[DATASET EXTRACT start]
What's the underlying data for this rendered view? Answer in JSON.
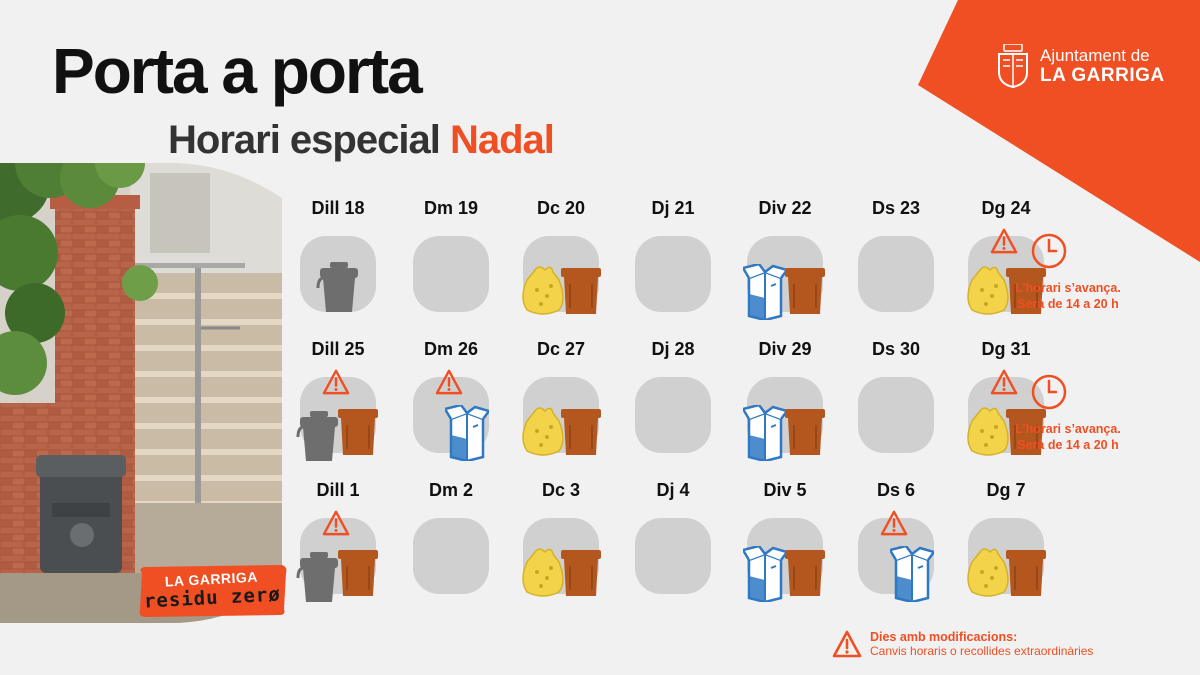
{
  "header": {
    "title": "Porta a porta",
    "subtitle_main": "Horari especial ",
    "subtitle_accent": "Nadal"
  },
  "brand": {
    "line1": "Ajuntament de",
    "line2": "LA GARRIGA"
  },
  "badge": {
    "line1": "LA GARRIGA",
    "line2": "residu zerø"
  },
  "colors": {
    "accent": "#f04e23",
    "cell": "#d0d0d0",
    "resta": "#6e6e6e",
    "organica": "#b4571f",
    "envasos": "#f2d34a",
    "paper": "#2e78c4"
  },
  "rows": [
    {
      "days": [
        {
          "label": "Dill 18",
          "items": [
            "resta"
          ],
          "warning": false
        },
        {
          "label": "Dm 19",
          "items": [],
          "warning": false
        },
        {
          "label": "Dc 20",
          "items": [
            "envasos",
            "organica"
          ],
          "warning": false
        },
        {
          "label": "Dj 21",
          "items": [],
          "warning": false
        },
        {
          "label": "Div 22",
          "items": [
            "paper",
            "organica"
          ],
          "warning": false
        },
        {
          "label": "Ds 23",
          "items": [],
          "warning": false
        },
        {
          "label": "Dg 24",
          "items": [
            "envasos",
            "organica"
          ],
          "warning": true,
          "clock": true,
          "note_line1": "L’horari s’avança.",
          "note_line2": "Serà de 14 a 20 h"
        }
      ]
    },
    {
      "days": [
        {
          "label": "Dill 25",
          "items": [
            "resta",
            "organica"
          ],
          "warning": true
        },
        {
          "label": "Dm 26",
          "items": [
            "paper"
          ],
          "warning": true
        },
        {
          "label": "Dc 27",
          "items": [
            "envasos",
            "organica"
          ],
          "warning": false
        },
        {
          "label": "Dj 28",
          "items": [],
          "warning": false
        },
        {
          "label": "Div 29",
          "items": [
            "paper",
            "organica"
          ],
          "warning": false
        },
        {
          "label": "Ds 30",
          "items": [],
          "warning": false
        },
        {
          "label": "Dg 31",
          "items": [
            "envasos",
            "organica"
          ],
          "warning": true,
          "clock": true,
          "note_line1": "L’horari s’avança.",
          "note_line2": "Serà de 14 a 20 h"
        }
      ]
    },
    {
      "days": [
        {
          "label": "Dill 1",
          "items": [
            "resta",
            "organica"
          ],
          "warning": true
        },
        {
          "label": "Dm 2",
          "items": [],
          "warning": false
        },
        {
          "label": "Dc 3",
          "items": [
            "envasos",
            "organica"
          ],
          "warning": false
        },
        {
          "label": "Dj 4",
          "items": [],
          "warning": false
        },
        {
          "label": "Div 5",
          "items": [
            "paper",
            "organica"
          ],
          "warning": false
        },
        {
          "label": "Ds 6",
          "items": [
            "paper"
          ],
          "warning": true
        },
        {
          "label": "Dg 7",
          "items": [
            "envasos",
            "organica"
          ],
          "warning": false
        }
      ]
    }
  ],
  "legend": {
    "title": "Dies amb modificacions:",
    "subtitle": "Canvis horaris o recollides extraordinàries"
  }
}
[DATASET EXTRACT end]
[DATASET EXTRACT start]
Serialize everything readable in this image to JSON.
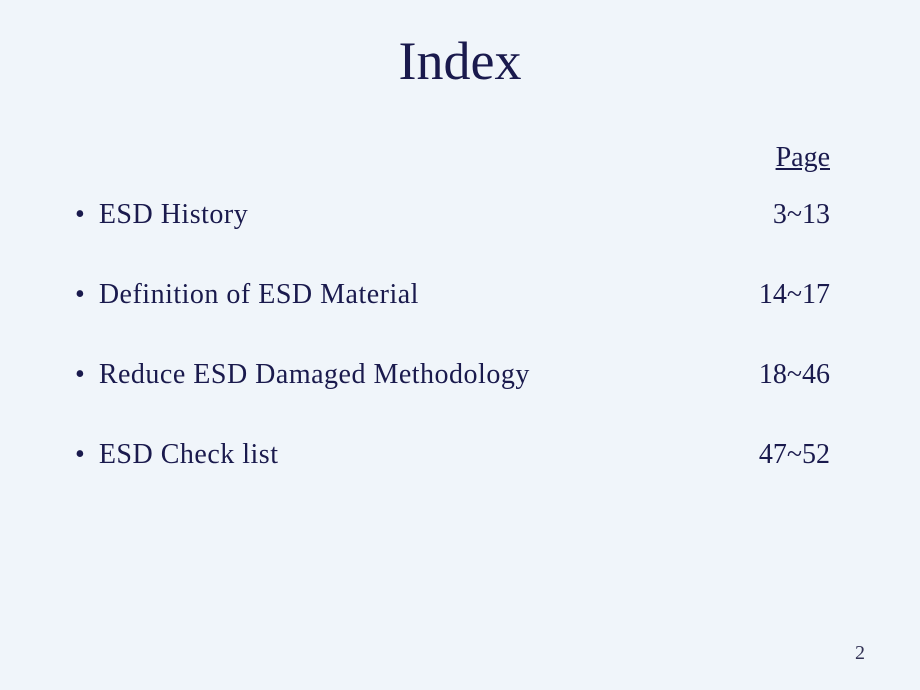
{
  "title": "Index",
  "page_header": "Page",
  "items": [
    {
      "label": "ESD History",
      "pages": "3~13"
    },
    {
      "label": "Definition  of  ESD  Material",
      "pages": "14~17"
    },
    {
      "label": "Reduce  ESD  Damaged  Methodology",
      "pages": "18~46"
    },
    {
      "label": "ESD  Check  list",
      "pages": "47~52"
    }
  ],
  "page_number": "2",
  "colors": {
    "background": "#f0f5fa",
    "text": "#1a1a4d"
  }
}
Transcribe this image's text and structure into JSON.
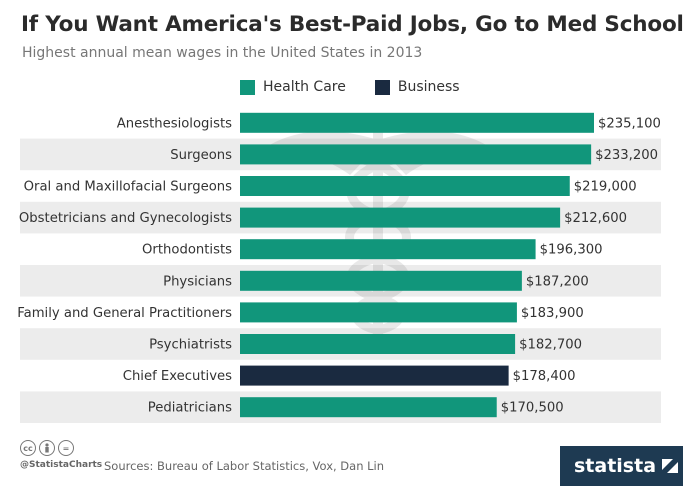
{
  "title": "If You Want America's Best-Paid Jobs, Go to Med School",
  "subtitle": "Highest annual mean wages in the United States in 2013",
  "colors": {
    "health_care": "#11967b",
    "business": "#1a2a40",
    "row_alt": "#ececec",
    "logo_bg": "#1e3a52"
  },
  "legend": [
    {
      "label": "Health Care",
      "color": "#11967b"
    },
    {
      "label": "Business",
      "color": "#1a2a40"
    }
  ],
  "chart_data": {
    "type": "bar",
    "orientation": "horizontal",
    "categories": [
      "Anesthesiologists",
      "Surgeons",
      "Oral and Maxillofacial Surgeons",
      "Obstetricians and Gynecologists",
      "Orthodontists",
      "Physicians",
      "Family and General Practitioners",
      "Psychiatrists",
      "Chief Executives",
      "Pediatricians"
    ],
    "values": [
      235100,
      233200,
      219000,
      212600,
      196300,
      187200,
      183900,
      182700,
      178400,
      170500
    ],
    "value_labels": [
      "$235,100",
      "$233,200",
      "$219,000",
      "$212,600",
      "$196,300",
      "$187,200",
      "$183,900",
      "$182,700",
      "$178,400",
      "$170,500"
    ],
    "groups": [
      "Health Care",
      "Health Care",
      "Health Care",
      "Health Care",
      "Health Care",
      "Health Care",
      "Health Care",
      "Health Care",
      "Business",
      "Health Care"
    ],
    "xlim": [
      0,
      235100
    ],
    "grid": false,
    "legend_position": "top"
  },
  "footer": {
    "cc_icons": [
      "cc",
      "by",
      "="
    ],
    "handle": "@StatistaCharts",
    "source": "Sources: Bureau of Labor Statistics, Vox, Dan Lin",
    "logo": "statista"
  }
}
[DATASET EXTRACT end]
AIM:
From the entries above, copy out every line where the string "image" appears.

EXERCISE OUTPUT:
Serialize everything readable in this image to JSON.
Transcribe this image's text and structure into JSON.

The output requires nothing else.